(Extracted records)
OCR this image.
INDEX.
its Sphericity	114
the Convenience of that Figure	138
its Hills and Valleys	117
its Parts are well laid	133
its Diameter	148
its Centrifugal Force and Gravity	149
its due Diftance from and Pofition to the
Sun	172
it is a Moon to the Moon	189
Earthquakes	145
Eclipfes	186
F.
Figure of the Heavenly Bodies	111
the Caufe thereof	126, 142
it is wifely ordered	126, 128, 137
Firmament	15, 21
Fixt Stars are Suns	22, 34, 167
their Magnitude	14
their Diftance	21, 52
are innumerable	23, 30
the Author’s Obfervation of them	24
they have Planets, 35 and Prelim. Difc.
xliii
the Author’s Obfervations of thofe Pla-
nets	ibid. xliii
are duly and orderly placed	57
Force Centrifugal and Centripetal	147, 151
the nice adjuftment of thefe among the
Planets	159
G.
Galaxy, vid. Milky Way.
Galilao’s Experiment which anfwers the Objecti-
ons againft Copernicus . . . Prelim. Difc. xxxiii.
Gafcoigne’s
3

- Job
Write out every entry above, word for word.

- Result of this exercise
OCR this image.
INDEX.
its Sphericity	114
the Convenience of that Figure	138
its Hills and Valleys	117
its Parts are well laid	133
its Diameter	148
its Centrifugal Force and Gravity	149
its due Diftance from and Pofition to the
Sun	172
it is a Moon to the Moon	189
Earthquakes	145
Eclipfes	186
F.
Figure of the Heavenly Bodies	111
the Caufe thereof	126, 142
it is wifely ordered	126, 128, 137
Firmament	15, 21
Fixt Stars are Suns	22, 34, 167
their Magnitude	14
their Diftance	21, 52
are innumerable	23, 30
the Author’s Obfervation of them	24
they have Planets, 35 and Prelim. Difc.
xliii
the Author’s Obfervations of thofe Pla-
nets	ibid. xliii
are duly and orderly placed	57
Force Centrifugal and Centripetal	147, 151
the nice adjuftment of thefe among the
Planets	159
G.
Galaxy, vid. Milky Way.
Galilao’s Experiment which anfwers the Objecti-
ons againft Copernicus . . . Prelim. Difc. xxxiii.
Gafcoigne’s
3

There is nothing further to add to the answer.